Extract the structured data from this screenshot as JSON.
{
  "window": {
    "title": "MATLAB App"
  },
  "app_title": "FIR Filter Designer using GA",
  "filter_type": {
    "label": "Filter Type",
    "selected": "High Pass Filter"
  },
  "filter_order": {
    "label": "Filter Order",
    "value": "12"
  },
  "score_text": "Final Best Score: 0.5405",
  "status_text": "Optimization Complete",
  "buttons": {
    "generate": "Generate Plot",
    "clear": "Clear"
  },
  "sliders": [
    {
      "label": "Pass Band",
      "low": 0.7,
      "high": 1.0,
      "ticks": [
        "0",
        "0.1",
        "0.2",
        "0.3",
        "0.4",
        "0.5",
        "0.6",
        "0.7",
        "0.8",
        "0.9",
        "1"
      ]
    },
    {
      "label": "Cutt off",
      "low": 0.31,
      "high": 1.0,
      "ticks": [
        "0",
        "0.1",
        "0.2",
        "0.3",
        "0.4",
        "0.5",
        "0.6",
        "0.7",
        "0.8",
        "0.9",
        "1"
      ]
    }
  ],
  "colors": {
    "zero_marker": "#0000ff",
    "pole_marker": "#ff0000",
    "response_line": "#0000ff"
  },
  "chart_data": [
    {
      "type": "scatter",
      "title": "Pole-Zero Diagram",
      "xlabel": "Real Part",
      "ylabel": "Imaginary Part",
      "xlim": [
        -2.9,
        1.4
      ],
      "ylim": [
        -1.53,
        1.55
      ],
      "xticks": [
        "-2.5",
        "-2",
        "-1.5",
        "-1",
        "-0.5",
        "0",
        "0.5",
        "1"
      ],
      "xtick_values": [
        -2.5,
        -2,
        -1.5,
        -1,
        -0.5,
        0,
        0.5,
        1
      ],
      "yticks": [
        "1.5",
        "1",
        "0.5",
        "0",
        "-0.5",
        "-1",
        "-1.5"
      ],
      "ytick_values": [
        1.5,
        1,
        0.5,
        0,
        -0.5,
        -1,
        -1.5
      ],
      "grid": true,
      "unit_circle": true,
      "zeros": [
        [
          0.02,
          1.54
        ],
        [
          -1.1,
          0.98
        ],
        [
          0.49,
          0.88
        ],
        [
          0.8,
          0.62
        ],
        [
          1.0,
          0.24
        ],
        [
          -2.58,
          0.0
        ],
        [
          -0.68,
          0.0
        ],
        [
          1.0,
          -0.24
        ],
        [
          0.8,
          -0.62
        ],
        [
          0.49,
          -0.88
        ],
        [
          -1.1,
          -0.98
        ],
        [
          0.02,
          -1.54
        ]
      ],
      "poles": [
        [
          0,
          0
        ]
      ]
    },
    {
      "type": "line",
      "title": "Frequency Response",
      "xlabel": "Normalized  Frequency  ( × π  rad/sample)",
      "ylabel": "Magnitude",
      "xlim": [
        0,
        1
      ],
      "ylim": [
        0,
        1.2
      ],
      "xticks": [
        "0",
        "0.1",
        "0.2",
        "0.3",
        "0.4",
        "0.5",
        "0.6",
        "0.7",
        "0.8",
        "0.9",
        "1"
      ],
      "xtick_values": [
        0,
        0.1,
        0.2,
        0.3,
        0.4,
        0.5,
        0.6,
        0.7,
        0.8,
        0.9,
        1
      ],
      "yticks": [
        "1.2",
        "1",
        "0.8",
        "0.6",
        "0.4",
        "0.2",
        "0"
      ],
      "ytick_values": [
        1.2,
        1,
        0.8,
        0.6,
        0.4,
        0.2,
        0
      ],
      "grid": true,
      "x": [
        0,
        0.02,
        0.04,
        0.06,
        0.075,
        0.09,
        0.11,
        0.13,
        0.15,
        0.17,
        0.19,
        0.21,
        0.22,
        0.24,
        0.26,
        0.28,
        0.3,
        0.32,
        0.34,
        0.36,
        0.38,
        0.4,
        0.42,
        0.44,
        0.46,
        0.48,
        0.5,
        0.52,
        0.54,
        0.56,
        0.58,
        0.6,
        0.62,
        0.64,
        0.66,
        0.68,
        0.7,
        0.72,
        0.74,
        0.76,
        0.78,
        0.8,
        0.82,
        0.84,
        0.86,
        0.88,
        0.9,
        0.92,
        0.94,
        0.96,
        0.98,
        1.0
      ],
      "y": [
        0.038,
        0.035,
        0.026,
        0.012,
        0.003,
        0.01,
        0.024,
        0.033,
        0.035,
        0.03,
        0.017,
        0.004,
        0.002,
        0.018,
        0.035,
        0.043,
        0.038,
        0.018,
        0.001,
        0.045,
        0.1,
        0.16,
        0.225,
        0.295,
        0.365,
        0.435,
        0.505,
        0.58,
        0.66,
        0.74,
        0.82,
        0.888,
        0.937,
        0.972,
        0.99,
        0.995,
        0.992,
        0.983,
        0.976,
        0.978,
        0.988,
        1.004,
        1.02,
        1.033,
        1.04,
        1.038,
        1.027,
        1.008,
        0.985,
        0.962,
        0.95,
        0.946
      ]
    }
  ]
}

SHORT TASK - Say how many lines in the entries contain the string "ylabel", and leave out everything else.

COMPLETE OUTPUT - 2